Annelerin ve babaların çocuklarını geleceğe hazırlamaları: Yetişkin bireyler yetiştirmek
İnsan,
çeşitli gelişim dönemlerinden ilerleyerek yaşamını sürdürür. Bu süreçte,
olgunlaşmamışlıktan olgunluğa doğru bir yönelim sergiler. Fiziksel
açıdan, gerekli olgunluğa ulaşmak psikolojik ve toplumsal açıdan olgunluğa
ulaşmayı da her zaman garantilemez. Yetişkin
bedeninde, çocuk bireyler yaşamlarını sürdürmektedirler. Ancak bu yaşamın
amacı, kendini gerçekleştiren insan olmak ya da kâmil insan olma yolculuğunu
tamamlamaktır. Ne yazık ki olgunlaşma
yolculuğunu tamalayan insanların sayısı olduça azdır. Yetişkin olgunluğuna
ulaşamamın de kendi içerisinde bir dinamği bulunmaktadır.
Yetişkin
kimdir? Sorusuna yanıt olarak pek çok cevabın verildiği görülmektedir. Günlük yaşamın içerisinde, hayatta kalma
çabasında olan insanlara sorulduğunda yetişkin insanın: “Evlenme çağına gelmiş”
ve “Askerlik çağına gelmiş” insanlar olarak tanımlandıklarına şahit oluruz.
Bu tanımlamaların ötesinde yetişkin bir birey; bedensel, ruhsal ve toplumsal
açılardan belirli bir olgunluğa erişmiş bir insan olarak değerlendirilmektedir.

## Ham veri

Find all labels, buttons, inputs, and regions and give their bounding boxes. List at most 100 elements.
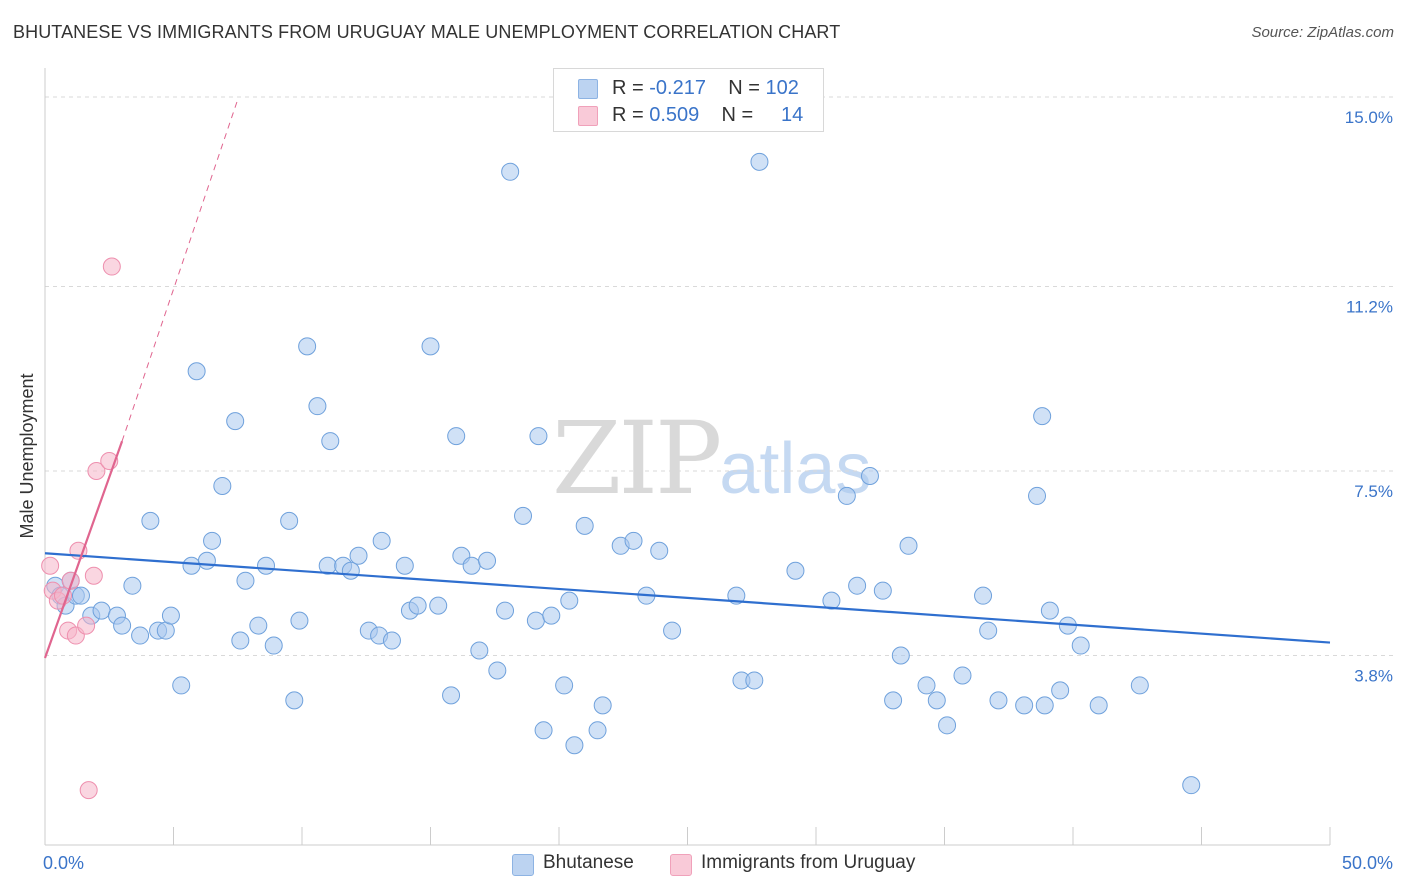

## Göreviniz
Yetişkin birey yetiştirme üzerine olan makalenin "Bu tanımlamaların ötesinde" ile başlayıp "insan olarak değerlendirilmektedir." sözlerine kadar devam eden kısmını, "erişmiş" yerine "ulaşmış" kullanarak yeniden yazın.

## Tamamlanan görev
Bu tanımlamaların ötesinde yetişkin bir birey; bedensel, ruhsal ve toplumsal
açılardan belirli bir olgunluğa ulaşmış bir insan olarak değerlendirilmektedir.